**Data for this task**
++++++++++

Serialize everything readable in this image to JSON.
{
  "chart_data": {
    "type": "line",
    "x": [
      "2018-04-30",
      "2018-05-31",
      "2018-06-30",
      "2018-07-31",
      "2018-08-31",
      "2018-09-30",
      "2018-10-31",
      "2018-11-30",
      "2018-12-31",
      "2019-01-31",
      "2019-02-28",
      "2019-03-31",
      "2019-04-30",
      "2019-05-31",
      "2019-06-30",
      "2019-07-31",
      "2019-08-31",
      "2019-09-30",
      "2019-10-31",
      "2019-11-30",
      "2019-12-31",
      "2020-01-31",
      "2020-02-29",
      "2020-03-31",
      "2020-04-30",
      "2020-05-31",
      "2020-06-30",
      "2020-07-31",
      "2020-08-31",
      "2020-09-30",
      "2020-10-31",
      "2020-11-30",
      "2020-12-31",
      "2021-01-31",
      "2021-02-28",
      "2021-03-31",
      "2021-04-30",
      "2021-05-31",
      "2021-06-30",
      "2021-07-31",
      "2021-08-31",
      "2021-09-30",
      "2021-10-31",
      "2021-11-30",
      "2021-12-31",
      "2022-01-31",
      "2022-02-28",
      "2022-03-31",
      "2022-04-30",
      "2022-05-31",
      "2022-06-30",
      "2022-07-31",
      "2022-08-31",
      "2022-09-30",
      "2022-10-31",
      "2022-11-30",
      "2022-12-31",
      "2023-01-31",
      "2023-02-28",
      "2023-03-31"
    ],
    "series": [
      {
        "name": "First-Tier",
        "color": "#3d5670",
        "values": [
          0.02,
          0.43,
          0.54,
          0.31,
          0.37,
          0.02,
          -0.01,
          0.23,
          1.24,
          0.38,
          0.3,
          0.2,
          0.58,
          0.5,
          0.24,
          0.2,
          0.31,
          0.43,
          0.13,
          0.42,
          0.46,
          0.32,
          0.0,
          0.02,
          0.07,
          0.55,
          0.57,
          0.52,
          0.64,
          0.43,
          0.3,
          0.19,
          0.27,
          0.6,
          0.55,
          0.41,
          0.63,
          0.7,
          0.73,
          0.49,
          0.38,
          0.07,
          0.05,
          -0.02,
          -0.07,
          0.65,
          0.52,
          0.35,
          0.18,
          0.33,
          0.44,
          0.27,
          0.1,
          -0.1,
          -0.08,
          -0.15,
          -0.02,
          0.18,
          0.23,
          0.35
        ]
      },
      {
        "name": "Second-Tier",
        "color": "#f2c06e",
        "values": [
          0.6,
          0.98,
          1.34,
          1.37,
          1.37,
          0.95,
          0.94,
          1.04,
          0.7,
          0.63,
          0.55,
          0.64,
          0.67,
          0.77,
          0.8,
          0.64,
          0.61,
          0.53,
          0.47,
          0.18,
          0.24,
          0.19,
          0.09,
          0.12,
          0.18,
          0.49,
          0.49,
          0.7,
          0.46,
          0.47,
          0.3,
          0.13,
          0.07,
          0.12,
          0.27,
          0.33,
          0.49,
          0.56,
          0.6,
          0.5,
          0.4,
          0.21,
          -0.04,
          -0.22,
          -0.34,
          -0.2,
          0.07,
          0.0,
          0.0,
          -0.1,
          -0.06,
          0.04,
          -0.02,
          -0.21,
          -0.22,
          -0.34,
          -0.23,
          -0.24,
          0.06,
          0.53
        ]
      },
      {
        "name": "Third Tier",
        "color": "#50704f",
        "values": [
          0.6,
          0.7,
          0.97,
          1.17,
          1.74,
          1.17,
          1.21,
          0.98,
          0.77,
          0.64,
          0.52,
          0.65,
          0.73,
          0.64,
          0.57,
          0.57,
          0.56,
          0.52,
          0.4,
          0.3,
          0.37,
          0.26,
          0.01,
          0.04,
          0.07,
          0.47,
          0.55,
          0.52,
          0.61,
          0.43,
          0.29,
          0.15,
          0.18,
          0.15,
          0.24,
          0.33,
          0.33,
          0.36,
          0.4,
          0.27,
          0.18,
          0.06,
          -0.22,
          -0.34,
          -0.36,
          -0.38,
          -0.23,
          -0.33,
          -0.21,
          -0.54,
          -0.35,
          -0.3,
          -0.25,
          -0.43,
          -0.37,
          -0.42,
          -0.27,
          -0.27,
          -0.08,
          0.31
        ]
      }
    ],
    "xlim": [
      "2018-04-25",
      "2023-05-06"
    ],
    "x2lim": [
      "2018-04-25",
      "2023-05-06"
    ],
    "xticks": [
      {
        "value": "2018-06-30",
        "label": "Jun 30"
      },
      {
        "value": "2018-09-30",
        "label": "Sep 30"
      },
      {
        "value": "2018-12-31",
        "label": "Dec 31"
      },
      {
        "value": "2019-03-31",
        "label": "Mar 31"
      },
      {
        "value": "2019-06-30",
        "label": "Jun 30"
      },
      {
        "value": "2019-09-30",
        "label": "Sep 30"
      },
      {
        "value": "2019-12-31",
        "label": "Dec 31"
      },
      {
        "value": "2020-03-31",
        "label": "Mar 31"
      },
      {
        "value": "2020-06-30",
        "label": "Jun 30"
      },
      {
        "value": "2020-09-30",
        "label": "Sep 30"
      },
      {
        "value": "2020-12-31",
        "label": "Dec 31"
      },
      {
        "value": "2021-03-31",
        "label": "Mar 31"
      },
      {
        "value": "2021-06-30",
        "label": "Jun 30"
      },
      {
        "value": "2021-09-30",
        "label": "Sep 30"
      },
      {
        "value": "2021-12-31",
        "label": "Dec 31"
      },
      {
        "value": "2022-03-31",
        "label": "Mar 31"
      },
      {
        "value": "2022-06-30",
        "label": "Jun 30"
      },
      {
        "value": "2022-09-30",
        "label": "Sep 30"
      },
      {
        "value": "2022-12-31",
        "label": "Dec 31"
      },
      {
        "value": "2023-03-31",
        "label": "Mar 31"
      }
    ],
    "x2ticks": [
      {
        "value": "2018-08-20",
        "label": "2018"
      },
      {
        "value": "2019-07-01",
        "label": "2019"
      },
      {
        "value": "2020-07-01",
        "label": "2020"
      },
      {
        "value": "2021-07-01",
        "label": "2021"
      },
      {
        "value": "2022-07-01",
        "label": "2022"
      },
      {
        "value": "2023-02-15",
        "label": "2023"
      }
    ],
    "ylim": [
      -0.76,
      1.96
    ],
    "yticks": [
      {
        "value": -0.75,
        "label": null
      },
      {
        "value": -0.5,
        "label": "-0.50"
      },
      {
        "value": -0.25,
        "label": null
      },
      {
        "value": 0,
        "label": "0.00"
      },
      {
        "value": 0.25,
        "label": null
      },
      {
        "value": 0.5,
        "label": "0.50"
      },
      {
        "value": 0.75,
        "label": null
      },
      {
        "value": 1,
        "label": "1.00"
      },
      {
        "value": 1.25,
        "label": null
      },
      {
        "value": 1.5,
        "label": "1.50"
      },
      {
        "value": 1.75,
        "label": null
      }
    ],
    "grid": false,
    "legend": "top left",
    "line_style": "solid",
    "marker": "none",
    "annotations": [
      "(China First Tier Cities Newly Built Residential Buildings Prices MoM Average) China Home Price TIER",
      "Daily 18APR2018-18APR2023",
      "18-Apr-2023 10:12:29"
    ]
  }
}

++++++++++

**Exercise instructions**
Without leaving anything out, quote all the data.

**Response**
Serialize everything readable in this image to JSON.
{
  "chart_data": {
    "type": "line",
    "x": [
      "2018-04-30",
      "2018-05-31",
      "2018-06-30",
      "2018-07-31",
      "2018-08-31",
      "2018-09-30",
      "2018-10-31",
      "2018-11-30",
      "2018-12-31",
      "2019-01-31",
      "2019-02-28",
      "2019-03-31",
      "2019-04-30",
      "2019-05-31",
      "2019-06-30",
      "2019-07-31",
      "2019-08-31",
      "2019-09-30",
      "2019-10-31",
      "2019-11-30",
      "2019-12-31",
      "2020-01-31",
      "2020-02-29",
      "2020-03-31",
      "2020-04-30",
      "2020-05-31",
      "2020-06-30",
      "2020-07-31",
      "2020-08-31",
      "2020-09-30",
      "2020-10-31",
      "2020-11-30",
      "2020-12-31",
      "2021-01-31",
      "2021-02-28",
      "2021-03-31",
      "2021-04-30",
      "2021-05-31",
      "2021-06-30",
      "2021-07-31",
      "2021-08-31",
      "2021-09-30",
      "2021-10-31",
      "2021-11-30",
      "2021-12-31",
      "2022-01-31",
      "2022-02-28",
      "2022-03-31",
      "2022-04-30",
      "2022-05-31",
      "2022-06-30",
      "2022-07-31",
      "2022-08-31",
      "2022-09-30",
      "2022-10-31",
      "2022-11-30",
      "2022-12-31",
      "2023-01-31",
      "2023-02-28",
      "2023-03-31"
    ],
    "series": [
      {
        "name": "First-Tier",
        "color": "#3d5670",
        "values": [
          0.02,
          0.43,
          0.54,
          0.31,
          0.37,
          0.02,
          -0.01,
          0.23,
          1.24,
          0.38,
          0.3,
          0.2,
          0.58,
          0.5,
          0.24,
          0.2,
          0.31,
          0.43,
          0.13,
          0.42,
          0.46,
          0.32,
          0.0,
          0.02,
          0.07,
          0.55,
          0.57,
          0.52,
          0.64,
          0.43,
          0.3,
          0.19,
          0.27,
          0.6,
          0.55,
          0.41,
          0.63,
          0.7,
          0.73,
          0.49,
          0.38,
          0.07,
          0.05,
          -0.02,
          -0.07,
          0.65,
          0.52,
          0.35,
          0.18,
          0.33,
          0.44,
          0.27,
          0.1,
          -0.1,
          -0.08,
          -0.15,
          -0.02,
          0.18,
          0.23,
          0.35
        ]
      },
      {
        "name": "Second-Tier",
        "color": "#f2c06e",
        "values": [
          0.6,
          0.98,
          1.34,
          1.37,
          1.37,
          0.95,
          0.94,
          1.04,
          0.7,
          0.63,
          0.55,
          0.64,
          0.67,
          0.77,
          0.8,
          0.64,
          0.61,
          0.53,
          0.47,
          0.18,
          0.24,
          0.19,
          0.09,
          0.12,
          0.18,
          0.49,
          0.49,
          0.7,
          0.46,
          0.47,
          0.3,
          0.13,
          0.07,
          0.12,
          0.27,
          0.33,
          0.49,
          0.56,
          0.6,
          0.5,
          0.4,
          0.21,
          -0.04,
          -0.22,
          -0.34,
          -0.2,
          0.07,
          0.0,
          0.0,
          -0.1,
          -0.06,
          0.04,
          -0.02,
          -0.21,
          -0.22,
          -0.34,
          -0.23,
          -0.24,
          0.06,
          0.53
        ]
      },
      {
        "name": "Third Tier",
        "color": "#50704f",
        "values": [
          0.6,
          0.7,
          0.97,
          1.17,
          1.74,
          1.17,
          1.21,
          0.98,
          0.77,
          0.64,
          0.52,
          0.65,
          0.73,
          0.64,
          0.57,
          0.57,
          0.56,
          0.52,
          0.4,
          0.3,
          0.37,
          0.26,
          0.01,
          0.04,
          0.07,
          0.47,
          0.55,
          0.52,
          0.61,
          0.43,
          0.29,
          0.15,
          0.18,
          0.15,
          0.24,
          0.33,
          0.33,
          0.36,
          0.4,
          0.27,
          0.18,
          0.06,
          -0.22,
          -0.34,
          -0.36,
          -0.38,
          -0.23,
          -0.33,
          -0.21,
          -0.54,
          -0.35,
          -0.3,
          -0.25,
          -0.43,
          -0.37,
          -0.42,
          -0.27,
          -0.27,
          -0.08,
          0.31
        ]
      }
    ],
    "xlim": [
      "2018-04-25",
      "2023-05-06"
    ],
    "x2lim": [
      "2018-04-25",
      "2023-05-06"
    ],
    "xticks": [
      {
        "value": "2018-06-30",
        "label": "Jun 30"
      },
      {
        "value": "2018-09-30",
        "label": "Sep 30"
      },
      {
        "value": "2018-12-31",
        "label": "Dec 31"
      },
      {
        "value": "2019-03-31",
        "label": "Mar 31"
      },
      {
        "value": "2019-06-30",
        "label": "Jun 30"
      },
      {
        "value": "2019-09-30",
        "label": "Sep 30"
      },
      {
        "value": "2019-12-31",
        "label": "Dec 31"
      },
      {
        "value": "2020-03-31",
        "label": "Mar 31"
      },
      {
        "value": "2020-06-30",
        "label": "Jun 30"
      },
      {
        "value": "2020-09-30",
        "label": "Sep 30"
      },
      {
        "value": "2020-12-31",
        "label": "Dec 31"
      },
      {
        "value": "2021-03-31",
        "label": "Mar 31"
      },
      {
        "value": "2021-06-30",
        "label": "Jun 30"
      },
      {
        "value": "2021-09-30",
        "label": "Sep 30"
      },
      {
        "value": "2021-12-31",
        "label": "Dec 31"
      },
      {
        "value": "2022-03-31",
        "label": "Mar 31"
      },
      {
        "value": "2022-06-30",
        "label": "Jun 30"
      },
      {
        "value": "2022-09-30",
        "label": "Sep 30"
      },
      {
        "value": "2022-12-31",
        "label": "Dec 31"
      },
      {
        "value": "2023-03-31",
        "label": "Mar 31"
      }
    ],
    "x2ticks": [
      {
        "value": "2018-08-20",
        "label": "2018"
      },
      {
        "value": "2019-07-01",
        "label": "2019"
      },
      {
        "value": "2020-07-01",
        "label": "2020"
      },
      {
        "value": "2021-07-01",
        "label": "2021"
      },
      {
        "value": "2022-07-01",
        "label": "2022"
      },
      {
        "value": "2023-02-15",
        "label": "2023"
      }
    ],
    "ylim": [
      -0.76,
      1.96
    ],
    "yticks": [
      {
        "value": -0.75,
        "label": null
      },
      {
        "value": -0.5,
        "label": "-0.50"
      },
      {
        "value": -0.25,
        "label": null
      },
      {
        "value": 0,
        "label": "0.00"
      },
      {
        "value": 0.25,
        "label": null
      },
      {
        "value": 0.5,
        "label": "0.50"
      },
      {
        "value": 0.75,
        "label": null
      },
      {
        "value": 1,
        "label": "1.00"
      },
      {
        "value": 1.25,
        "label": null
      },
      {
        "value": 1.5,
        "label": "1.50"
      },
      {
        "value": 1.75,
        "label": null
      }
    ],
    "grid": false,
    "legend": "top left",
    "line_style": "solid",
    "marker": "none",
    "annotations": [
      "(China First Tier Cities Newly Built Residential Buildings Prices MoM Average) China Home Price TIER",
      "Daily 18APR2018-18APR2023",
      "18-Apr-2023 10:12:29"
    ]
  }
}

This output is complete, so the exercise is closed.